The exercise: Identify and pull out each line of the entries in which "Females" occurs.

Stored data

§

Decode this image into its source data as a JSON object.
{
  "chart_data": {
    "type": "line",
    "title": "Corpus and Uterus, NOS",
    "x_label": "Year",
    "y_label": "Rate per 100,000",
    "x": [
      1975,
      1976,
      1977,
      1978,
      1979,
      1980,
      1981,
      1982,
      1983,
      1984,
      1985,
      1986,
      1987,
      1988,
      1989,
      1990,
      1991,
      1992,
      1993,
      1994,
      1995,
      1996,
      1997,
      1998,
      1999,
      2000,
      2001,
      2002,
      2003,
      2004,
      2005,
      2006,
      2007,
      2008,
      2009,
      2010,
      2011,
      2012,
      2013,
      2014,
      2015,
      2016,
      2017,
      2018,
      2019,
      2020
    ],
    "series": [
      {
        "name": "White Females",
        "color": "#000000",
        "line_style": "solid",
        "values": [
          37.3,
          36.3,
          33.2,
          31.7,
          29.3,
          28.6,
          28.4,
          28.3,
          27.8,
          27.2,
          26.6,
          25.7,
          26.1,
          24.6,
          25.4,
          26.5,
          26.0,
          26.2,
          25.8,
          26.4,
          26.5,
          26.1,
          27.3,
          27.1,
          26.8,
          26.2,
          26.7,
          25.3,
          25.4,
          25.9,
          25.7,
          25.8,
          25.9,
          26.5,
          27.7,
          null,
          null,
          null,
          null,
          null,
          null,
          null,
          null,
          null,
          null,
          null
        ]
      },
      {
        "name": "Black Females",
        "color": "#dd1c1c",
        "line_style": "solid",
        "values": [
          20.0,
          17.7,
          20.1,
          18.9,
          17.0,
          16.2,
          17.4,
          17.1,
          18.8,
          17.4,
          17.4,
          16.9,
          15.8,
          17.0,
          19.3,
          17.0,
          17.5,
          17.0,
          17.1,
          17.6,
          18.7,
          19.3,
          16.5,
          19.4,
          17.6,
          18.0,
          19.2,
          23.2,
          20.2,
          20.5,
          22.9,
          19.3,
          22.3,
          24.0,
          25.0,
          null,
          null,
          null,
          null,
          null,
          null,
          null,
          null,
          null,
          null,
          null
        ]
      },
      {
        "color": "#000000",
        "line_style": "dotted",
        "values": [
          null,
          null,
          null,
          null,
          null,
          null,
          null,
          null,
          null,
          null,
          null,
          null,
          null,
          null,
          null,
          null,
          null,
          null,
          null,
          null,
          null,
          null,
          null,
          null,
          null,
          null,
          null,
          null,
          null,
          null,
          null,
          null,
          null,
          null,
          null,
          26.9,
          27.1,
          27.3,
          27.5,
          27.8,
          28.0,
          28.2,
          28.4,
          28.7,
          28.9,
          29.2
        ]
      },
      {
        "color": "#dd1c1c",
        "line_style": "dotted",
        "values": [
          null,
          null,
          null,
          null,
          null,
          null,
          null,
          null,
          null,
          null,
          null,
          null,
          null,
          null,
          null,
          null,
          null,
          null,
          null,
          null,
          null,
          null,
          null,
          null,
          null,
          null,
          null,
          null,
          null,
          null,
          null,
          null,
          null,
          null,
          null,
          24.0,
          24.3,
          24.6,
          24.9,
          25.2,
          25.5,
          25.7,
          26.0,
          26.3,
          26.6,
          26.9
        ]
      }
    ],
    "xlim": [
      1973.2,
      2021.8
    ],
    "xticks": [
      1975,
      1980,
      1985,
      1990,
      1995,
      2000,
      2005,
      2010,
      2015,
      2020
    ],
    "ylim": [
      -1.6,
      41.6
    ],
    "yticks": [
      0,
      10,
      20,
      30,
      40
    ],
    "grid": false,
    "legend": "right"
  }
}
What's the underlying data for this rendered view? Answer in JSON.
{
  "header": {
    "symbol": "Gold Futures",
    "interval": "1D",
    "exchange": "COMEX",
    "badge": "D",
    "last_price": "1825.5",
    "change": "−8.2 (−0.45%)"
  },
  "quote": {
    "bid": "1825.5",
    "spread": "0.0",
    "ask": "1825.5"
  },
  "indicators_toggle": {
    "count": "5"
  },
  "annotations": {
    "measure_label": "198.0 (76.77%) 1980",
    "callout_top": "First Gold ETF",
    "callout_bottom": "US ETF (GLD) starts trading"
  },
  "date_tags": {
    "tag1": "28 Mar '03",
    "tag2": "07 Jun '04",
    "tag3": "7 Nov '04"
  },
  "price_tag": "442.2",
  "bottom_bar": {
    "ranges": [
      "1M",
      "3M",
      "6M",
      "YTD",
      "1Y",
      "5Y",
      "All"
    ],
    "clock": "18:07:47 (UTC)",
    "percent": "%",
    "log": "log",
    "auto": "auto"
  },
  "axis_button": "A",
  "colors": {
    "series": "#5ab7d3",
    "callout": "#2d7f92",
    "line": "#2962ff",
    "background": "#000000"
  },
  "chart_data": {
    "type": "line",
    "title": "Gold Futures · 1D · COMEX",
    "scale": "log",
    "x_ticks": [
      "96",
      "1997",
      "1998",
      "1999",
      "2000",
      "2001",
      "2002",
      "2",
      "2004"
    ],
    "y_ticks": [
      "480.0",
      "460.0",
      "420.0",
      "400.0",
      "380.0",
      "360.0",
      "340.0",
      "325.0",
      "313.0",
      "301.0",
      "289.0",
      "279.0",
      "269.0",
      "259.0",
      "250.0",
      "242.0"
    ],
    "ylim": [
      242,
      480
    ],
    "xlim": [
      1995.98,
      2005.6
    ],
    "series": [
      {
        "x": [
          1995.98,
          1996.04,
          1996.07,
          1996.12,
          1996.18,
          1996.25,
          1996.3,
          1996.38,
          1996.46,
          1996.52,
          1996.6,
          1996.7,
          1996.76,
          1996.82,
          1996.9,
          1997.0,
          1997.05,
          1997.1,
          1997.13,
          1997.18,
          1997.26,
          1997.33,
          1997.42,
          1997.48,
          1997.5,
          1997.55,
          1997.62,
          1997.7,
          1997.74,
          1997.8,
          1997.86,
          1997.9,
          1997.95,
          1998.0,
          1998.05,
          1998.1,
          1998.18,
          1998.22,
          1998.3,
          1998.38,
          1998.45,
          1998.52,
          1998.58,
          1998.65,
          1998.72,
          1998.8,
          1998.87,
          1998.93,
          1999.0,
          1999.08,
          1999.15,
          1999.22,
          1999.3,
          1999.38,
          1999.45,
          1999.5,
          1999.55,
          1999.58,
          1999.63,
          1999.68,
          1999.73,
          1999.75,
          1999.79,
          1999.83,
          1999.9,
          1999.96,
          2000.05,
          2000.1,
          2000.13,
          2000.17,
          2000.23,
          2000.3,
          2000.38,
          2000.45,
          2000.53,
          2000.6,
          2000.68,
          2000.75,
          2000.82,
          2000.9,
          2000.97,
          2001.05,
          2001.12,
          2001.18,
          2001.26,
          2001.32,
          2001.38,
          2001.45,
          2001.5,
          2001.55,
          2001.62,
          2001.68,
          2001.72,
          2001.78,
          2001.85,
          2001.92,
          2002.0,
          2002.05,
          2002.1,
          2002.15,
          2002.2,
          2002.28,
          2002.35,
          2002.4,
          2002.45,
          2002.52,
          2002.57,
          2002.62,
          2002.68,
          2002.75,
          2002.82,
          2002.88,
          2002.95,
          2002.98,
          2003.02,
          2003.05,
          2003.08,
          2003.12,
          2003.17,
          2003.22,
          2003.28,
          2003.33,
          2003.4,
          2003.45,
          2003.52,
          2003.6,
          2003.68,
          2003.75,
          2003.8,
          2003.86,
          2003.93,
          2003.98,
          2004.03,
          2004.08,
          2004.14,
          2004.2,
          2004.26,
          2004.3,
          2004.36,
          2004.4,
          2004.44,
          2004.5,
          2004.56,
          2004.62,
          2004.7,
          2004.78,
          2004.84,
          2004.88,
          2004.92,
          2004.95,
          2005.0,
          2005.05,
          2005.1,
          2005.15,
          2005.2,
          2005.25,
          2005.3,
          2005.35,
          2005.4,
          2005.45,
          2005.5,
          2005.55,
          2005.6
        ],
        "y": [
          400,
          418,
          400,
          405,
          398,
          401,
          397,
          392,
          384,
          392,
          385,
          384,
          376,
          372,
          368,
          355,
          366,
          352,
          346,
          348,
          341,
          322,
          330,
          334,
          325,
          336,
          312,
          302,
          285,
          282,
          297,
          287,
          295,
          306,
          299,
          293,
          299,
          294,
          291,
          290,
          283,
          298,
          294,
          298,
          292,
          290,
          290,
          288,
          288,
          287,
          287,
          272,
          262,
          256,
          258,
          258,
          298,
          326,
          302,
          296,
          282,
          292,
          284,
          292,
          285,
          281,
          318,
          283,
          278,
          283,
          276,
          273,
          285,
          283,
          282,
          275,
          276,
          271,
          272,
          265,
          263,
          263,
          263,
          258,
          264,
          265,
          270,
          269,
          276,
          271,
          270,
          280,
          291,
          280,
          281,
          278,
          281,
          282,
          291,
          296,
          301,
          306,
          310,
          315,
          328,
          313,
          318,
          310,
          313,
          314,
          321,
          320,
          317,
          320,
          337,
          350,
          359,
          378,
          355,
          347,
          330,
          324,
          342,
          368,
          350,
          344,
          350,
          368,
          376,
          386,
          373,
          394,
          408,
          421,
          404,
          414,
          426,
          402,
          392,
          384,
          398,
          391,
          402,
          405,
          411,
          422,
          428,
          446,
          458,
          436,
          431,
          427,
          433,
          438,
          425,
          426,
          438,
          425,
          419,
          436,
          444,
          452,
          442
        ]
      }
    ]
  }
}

§

Exercise response:
        "name": "White Females",
        "name": "Black Females",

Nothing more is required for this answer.